◆ EXERCISE DETAILS ◆
From the listing below, pull out every line where the string "NOAA" appears.

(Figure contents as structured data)

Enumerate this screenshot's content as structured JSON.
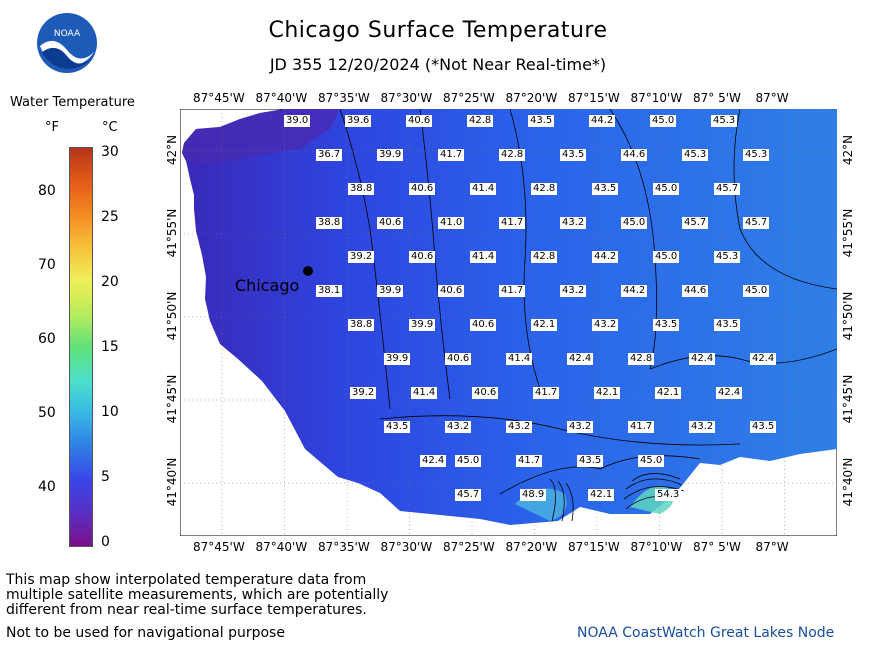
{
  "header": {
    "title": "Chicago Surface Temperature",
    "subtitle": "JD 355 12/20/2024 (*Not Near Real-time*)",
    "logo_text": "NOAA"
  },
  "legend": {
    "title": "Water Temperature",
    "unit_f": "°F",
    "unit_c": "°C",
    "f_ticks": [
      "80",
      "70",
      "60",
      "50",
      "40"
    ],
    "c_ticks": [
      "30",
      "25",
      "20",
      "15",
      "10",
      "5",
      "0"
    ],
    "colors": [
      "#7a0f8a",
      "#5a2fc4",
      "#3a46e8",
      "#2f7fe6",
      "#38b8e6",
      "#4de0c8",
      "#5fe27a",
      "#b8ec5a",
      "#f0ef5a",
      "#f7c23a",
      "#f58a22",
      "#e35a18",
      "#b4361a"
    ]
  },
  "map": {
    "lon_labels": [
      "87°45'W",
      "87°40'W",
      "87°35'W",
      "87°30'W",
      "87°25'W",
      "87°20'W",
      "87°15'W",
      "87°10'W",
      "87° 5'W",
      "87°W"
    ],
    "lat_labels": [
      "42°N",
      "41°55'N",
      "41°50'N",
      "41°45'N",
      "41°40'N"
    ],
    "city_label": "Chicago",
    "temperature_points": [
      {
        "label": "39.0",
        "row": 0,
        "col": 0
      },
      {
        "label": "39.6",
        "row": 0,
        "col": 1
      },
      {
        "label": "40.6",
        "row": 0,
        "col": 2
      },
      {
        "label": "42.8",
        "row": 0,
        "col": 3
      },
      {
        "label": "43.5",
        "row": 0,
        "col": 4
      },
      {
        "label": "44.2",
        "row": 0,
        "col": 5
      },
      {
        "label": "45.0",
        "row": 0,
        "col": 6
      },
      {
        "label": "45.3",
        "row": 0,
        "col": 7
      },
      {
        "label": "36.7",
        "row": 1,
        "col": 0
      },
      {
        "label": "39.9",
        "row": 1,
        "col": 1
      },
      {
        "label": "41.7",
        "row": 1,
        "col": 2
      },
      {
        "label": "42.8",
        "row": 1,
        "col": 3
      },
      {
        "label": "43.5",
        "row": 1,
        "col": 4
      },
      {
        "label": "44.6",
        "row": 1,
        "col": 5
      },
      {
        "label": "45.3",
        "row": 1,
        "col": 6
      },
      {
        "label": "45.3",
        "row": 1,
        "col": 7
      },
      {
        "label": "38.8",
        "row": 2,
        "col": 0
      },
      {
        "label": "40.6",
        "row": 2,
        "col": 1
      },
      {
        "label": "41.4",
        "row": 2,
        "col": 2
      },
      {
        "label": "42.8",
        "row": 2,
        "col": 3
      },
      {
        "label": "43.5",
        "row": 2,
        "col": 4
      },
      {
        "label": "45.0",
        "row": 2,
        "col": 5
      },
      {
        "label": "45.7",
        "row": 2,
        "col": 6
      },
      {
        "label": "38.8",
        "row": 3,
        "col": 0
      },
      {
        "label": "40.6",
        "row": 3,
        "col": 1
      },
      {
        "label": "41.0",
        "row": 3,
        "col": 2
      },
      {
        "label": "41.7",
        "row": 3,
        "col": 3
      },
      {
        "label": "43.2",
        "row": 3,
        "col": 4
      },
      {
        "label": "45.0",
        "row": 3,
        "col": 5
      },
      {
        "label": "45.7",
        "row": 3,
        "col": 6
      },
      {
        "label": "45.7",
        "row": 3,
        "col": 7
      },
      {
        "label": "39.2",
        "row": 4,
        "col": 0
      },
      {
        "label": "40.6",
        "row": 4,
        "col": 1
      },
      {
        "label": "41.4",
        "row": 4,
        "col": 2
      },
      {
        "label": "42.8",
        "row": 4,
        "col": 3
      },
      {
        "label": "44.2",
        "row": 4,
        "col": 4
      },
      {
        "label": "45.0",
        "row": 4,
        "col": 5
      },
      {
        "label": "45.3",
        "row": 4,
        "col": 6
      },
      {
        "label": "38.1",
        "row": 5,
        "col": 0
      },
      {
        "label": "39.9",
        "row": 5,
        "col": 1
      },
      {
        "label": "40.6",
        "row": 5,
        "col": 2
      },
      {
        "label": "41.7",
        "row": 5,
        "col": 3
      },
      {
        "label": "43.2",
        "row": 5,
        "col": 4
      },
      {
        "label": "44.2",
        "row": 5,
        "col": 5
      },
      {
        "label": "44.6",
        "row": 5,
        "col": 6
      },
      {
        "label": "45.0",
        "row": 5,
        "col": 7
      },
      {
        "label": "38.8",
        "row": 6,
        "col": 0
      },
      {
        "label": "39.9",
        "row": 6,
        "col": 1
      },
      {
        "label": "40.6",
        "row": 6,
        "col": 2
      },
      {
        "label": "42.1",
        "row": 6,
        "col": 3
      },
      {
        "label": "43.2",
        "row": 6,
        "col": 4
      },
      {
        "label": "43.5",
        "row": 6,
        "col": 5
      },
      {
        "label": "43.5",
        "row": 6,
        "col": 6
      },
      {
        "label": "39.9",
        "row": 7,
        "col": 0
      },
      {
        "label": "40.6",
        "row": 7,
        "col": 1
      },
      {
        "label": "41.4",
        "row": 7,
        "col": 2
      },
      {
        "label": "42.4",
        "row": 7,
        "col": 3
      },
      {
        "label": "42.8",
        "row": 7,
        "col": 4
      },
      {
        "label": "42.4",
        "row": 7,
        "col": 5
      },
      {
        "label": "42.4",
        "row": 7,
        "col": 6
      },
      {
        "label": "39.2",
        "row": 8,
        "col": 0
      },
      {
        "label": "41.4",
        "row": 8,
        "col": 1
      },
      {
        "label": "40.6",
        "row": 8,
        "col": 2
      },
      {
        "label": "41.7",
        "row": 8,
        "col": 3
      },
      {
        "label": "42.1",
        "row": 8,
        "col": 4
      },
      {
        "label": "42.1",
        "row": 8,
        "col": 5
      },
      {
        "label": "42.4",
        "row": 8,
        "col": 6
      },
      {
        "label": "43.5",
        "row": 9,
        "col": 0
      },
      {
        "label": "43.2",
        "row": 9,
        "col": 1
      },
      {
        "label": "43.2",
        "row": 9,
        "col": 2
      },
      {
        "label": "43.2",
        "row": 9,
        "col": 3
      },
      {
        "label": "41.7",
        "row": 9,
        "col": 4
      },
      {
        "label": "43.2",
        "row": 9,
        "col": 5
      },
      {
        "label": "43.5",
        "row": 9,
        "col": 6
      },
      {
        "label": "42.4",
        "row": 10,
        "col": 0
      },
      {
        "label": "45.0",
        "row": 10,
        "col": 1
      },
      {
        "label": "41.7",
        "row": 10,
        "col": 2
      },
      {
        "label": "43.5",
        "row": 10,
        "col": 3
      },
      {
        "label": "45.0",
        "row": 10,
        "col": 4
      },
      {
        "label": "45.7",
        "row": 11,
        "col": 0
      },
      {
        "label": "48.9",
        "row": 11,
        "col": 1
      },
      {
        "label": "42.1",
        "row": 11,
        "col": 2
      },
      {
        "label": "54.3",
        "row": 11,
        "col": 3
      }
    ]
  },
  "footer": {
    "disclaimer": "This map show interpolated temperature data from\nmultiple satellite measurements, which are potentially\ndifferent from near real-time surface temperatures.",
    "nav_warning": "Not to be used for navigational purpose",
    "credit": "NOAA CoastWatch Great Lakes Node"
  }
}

◆ RESPONSE TO THIS TASK ◆
    "logo_text": "NOAA"
    "credit": "NOAA CoastWatch Great Lakes Node"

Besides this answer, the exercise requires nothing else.